--- start Entries provided ---
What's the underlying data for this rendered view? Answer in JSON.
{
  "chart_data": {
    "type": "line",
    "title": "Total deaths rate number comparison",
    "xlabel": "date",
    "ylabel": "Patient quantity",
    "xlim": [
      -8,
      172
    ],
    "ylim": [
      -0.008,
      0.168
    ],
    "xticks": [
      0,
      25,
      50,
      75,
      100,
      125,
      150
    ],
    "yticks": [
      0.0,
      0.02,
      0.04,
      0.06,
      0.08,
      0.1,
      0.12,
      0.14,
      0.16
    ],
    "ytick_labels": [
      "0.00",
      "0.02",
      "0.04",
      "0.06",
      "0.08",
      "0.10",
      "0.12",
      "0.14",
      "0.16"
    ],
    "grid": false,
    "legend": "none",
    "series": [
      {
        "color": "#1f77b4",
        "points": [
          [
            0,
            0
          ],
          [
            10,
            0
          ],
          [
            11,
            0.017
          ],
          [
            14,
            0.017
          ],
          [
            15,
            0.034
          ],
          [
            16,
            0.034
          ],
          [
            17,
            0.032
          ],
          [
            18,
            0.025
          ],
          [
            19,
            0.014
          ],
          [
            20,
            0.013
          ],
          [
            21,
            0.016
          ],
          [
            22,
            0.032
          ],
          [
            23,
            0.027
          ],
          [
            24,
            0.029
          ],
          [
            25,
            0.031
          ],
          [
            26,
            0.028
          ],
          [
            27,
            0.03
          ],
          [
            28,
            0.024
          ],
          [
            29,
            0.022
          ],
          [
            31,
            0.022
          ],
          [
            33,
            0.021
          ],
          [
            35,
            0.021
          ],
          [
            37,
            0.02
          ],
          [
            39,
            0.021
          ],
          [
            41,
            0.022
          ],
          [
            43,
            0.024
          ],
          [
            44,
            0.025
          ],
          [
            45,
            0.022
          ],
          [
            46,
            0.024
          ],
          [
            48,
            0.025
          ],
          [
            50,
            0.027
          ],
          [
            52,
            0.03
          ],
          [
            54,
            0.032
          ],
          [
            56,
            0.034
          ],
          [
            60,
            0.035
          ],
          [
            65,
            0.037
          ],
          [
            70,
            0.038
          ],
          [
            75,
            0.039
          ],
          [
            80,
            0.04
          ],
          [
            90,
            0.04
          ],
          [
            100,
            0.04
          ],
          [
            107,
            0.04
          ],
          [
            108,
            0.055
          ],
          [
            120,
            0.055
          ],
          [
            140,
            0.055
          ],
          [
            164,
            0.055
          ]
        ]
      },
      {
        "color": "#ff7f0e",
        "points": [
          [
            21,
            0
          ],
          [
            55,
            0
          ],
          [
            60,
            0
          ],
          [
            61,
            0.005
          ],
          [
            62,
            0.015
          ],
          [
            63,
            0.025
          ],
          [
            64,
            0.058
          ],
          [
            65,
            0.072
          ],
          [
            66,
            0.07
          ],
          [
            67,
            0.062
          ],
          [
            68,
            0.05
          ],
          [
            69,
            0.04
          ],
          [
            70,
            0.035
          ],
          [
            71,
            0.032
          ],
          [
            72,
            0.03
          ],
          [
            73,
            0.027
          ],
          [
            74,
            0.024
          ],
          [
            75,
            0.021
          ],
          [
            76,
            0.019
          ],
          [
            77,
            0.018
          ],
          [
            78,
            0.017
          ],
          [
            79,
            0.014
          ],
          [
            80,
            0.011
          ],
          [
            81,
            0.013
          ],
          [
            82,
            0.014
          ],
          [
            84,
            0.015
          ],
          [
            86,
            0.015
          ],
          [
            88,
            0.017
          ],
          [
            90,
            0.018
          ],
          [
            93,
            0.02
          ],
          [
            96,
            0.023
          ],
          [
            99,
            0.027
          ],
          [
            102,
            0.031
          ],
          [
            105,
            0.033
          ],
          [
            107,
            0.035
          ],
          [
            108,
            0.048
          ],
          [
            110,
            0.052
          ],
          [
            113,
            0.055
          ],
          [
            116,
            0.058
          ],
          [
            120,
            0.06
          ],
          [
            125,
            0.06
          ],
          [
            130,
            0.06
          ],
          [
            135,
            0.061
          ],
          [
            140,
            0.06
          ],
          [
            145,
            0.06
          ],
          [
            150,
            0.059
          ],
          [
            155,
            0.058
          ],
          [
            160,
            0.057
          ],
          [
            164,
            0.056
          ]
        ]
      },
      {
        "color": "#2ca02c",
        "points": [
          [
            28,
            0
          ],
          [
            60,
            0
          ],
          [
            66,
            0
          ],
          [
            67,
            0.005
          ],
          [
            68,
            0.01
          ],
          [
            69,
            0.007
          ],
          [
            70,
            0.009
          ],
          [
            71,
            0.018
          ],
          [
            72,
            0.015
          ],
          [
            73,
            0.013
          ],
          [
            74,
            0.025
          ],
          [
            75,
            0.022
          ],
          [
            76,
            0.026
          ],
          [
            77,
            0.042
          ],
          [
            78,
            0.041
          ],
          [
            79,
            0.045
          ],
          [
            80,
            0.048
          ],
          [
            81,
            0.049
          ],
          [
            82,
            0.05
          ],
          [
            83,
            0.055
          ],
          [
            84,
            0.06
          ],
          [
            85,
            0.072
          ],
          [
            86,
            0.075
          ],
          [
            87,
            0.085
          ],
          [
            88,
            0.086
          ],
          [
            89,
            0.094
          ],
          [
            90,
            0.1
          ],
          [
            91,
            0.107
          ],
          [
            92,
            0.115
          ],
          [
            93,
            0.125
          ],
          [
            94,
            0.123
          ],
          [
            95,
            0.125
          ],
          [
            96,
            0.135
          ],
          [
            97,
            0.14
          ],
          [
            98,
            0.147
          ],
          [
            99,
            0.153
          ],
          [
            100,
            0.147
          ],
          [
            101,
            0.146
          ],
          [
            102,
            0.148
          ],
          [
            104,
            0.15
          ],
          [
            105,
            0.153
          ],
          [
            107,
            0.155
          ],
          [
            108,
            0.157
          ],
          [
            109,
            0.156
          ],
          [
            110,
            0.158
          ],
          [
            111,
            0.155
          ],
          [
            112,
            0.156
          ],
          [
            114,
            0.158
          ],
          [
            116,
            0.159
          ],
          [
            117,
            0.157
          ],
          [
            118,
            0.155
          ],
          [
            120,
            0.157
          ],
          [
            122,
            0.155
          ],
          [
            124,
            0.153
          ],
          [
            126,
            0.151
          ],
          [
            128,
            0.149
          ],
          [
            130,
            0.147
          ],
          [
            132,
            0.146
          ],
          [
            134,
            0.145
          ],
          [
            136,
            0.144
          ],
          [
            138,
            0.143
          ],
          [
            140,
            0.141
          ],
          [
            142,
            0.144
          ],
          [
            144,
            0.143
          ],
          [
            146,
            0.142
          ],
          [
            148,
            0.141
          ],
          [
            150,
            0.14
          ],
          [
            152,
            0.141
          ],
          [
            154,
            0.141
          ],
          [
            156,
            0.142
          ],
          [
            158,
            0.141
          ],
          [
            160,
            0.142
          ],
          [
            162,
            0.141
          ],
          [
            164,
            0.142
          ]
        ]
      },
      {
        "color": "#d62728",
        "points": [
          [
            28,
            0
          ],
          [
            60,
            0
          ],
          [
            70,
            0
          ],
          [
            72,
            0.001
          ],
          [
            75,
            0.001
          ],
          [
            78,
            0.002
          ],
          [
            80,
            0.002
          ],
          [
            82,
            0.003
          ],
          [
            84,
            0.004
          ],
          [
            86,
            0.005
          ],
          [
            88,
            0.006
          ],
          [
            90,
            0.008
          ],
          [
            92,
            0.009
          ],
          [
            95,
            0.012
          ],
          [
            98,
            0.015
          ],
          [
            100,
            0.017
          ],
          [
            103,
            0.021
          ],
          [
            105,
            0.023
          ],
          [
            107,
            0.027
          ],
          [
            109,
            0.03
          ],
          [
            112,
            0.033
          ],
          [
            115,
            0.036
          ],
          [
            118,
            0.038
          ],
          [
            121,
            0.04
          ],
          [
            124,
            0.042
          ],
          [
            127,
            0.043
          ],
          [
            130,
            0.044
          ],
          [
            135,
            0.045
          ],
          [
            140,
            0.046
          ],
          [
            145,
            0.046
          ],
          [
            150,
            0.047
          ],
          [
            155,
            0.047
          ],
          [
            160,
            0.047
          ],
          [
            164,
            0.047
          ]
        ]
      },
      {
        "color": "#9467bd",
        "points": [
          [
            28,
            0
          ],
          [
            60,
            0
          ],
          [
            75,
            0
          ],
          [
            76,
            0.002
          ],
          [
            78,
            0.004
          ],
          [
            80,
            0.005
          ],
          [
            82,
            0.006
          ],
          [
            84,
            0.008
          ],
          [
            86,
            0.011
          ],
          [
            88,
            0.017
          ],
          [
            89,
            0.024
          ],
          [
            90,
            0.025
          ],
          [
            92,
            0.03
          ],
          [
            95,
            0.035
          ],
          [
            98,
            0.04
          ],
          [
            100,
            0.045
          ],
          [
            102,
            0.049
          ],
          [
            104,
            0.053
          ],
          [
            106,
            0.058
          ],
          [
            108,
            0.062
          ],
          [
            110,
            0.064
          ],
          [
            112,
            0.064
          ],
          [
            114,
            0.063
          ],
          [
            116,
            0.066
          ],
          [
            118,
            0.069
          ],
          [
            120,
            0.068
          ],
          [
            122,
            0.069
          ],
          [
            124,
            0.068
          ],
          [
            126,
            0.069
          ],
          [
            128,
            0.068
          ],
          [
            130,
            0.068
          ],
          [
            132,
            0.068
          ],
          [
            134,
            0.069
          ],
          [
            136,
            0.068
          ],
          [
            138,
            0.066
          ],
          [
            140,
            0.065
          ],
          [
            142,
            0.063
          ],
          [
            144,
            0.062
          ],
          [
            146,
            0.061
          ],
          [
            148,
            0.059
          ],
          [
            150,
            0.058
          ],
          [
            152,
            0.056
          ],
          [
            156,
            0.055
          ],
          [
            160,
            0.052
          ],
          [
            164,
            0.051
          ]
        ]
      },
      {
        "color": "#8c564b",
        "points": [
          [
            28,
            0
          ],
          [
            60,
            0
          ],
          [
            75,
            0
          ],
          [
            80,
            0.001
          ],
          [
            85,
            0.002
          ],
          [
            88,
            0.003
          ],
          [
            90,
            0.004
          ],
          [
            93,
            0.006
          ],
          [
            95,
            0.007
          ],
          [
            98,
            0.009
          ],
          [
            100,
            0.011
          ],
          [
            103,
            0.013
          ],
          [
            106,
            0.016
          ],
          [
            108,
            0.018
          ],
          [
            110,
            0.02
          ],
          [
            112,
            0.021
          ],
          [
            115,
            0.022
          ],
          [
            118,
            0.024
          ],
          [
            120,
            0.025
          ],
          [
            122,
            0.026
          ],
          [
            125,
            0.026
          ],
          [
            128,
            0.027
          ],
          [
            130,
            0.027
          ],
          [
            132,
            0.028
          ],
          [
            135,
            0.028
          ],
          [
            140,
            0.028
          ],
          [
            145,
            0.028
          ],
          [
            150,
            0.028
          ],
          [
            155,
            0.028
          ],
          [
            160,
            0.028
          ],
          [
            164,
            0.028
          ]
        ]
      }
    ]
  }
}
--- end Entries provided ---
▶ _Requirements_:
Determine the number of lines in the listing that hold the word "color", and supply that number and nothing further.

▶ _Output of the exercise_:
6